- _What is asked_: Write out all the entries word for word and omit any pictures.
=== Record extracts ===
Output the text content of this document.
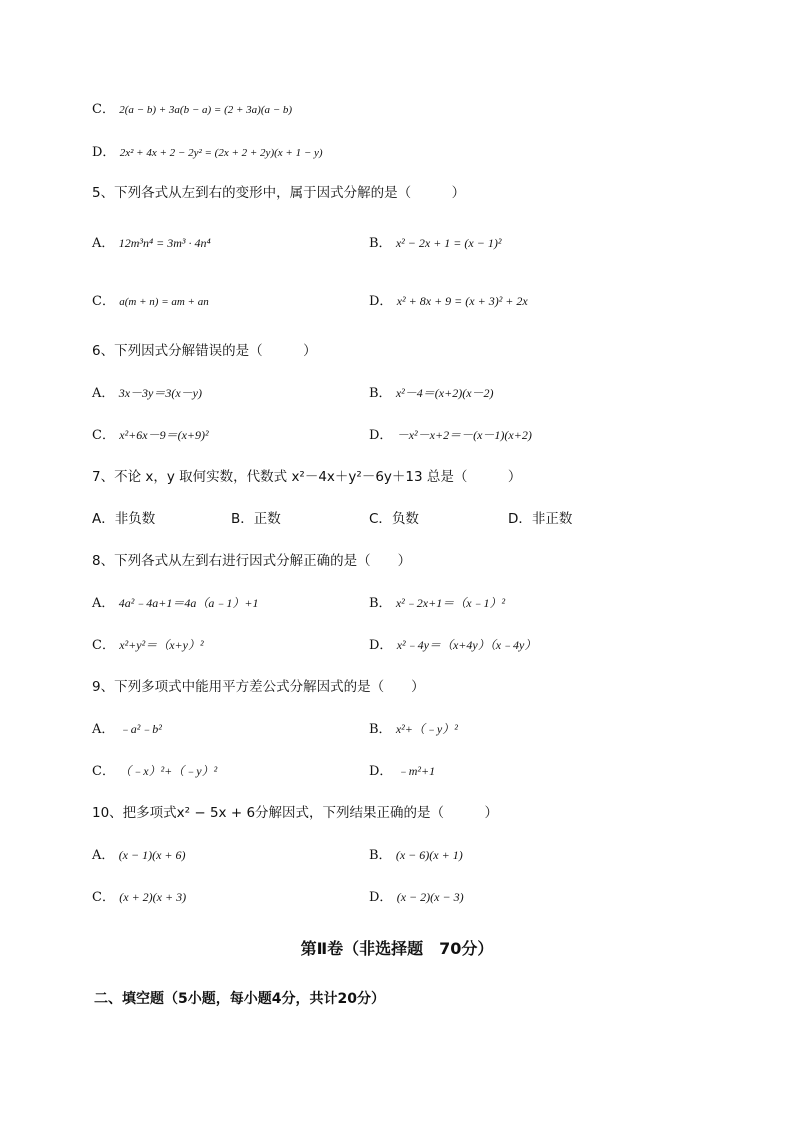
C． 2(a − b) + 3a(b − a) = (2 + 3a)(a − b)
D． 2x² + 4x + 2 − 2y² = (2x + 2 + 2y)(x + 1 − y)
5、下列各式从左到右的变形中，属于因式分解的是（　　　）
A． 12m³n⁴ = 3m³ · 4n⁴	B． x² − 2x + 1 = (x − 1)²
C． a(m + n) = am + an	D． x² + 8x + 9 = (x + 3)² + 2x
6、下列因式分解错误的是（　　　）
A． 3x－3y＝3(x－y)	B． x²－4＝(x+2)(x－2)
C． x²+6x－9＝(x+9)²	D． －x²－x+2＝－(x－1)(x+2)
7、不论 x，y 取何实数，代数式 x²－4x＋y²－6y＋13 总是（　　　）
A．非负数	B．正数	C．负数	D．非正数
8、下列各式从左到右进行因式分解正确的是（　　）
A． 4a²﹣4a+1＝4a（a﹣1）+1	B． x²﹣2x+1＝（x﹣1）²
C． x²+y²＝（x+y）²	D． x²﹣4y＝（x+4y）（x﹣4y）
9、下列多项式中能用平方差公式分解因式的是（　　）
A． ﹣a²﹣b²	B． x²+（﹣y）²
C． （﹣x）²+（﹣y）²	D． ﹣m²+1
10、把多项式x² − 5x + 6分解因式，下列结果正确的是（　　　）
A． (x − 1)(x + 6)	B． (x − 6)(x + 1)
C． (x + 2)(x + 3)	D． (x − 2)(x − 3)
第Ⅱ卷（非选择题　70分）
二、填空题（5小题，每小题4分，共计20分）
===
- _Right answer_:
Output the text content of this document.
C． 2(a − b) + 3a(b − a) = (2 + 3a)(a − b)
D． 2x² + 4x + 2 − 2y² = (2x + 2 + 2y)(x + 1 − y)
5、下列各式从左到右的变形中，属于因式分解的是（　　　）
A． 12m³n⁴ = 3m³ · 4n⁴	B． x² − 2x + 1 = (x − 1)²
C． a(m + n) = am + an	D． x² + 8x + 9 = (x + 3)² + 2x
6、下列因式分解错误的是（　　　）
A． 3x－3y＝3(x－y)	B． x²－4＝(x+2)(x－2)
C． x²+6x－9＝(x+9)²	D． －x²－x+2＝－(x－1)(x+2)
7、不论 x，y 取何实数，代数式 x²－4x＋y²－6y＋13 总是（　　　）
A．非负数	B．正数	C．负数	D．非正数
8、下列各式从左到右进行因式分解正确的是（　　）
A． 4a²﹣4a+1＝4a（a﹣1）+1	B． x²﹣2x+1＝（x﹣1）²
C． x²+y²＝（x+y）²	D． x²﹣4y＝（x+4y）（x﹣4y）
9、下列多项式中能用平方差公式分解因式的是（　　）
A． ﹣a²﹣b²	B． x²+（﹣y）²
C． （﹣x）²+（﹣y）²	D． ﹣m²+1
10、把多项式x² − 5x + 6分解因式，下列结果正确的是（　　　）
A． (x − 1)(x + 6)	B． (x − 6)(x + 1)
C． (x + 2)(x + 3)	D． (x − 2)(x − 3)
第Ⅱ卷（非选择题　70分）
二、填空题（5小题，每小题4分，共计20分）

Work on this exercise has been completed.